What to work on:
Extract every line below that contains the word "header".

(Data tied to figure images)
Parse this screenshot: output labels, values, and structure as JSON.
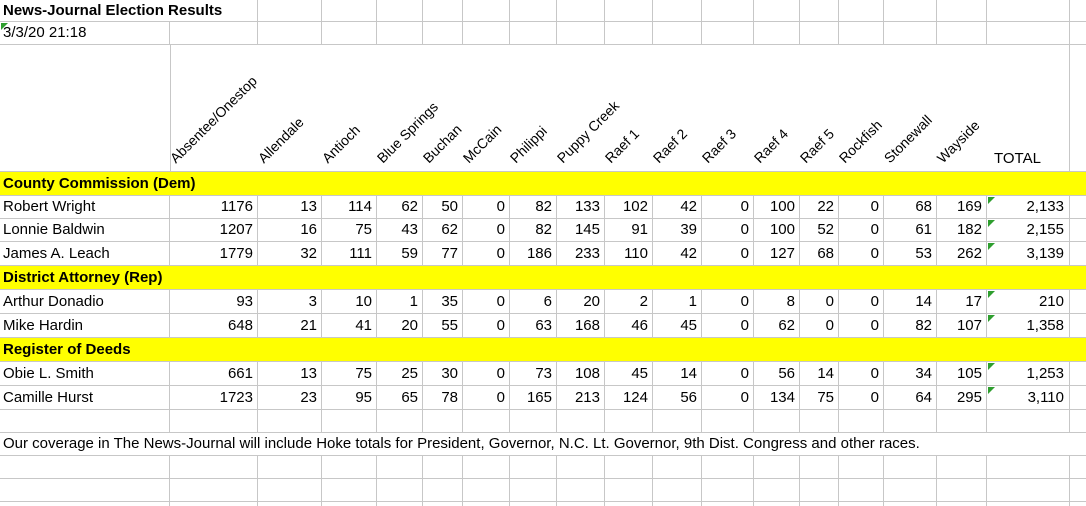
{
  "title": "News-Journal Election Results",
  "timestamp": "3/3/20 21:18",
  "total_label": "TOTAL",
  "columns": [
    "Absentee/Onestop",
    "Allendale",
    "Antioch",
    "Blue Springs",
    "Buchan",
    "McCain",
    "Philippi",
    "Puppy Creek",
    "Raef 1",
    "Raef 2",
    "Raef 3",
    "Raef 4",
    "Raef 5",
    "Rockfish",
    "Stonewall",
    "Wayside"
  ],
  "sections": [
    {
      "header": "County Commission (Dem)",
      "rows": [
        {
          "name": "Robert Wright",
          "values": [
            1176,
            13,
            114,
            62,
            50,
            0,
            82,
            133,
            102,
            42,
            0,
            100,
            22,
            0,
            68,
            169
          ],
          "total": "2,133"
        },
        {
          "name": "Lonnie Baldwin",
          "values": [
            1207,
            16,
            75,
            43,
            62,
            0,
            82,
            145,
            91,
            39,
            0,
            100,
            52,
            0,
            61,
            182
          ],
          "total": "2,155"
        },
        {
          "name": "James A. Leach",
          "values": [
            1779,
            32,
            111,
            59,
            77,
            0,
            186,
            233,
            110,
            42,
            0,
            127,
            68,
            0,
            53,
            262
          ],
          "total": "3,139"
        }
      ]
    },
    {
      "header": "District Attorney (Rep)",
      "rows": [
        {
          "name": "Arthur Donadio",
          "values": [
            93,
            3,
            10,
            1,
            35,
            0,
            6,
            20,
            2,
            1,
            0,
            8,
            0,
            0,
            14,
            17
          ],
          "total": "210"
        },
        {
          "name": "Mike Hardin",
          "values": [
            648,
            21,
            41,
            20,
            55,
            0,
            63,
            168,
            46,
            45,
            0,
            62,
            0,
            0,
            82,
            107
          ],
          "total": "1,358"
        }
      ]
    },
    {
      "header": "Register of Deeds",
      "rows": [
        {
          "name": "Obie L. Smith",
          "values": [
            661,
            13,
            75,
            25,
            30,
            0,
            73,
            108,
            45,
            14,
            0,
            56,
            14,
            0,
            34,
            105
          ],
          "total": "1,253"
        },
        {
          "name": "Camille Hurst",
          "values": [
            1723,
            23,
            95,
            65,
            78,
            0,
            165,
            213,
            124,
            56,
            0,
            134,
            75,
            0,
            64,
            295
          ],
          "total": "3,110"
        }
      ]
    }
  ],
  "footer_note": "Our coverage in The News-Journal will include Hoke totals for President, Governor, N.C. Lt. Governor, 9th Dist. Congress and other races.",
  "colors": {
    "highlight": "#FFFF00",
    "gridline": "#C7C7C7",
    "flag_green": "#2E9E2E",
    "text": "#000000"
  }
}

Output below:
      "header": "County Commission (Dem)",
      "header": "District Attorney (Rep)",
      "header": "Register of Deeds",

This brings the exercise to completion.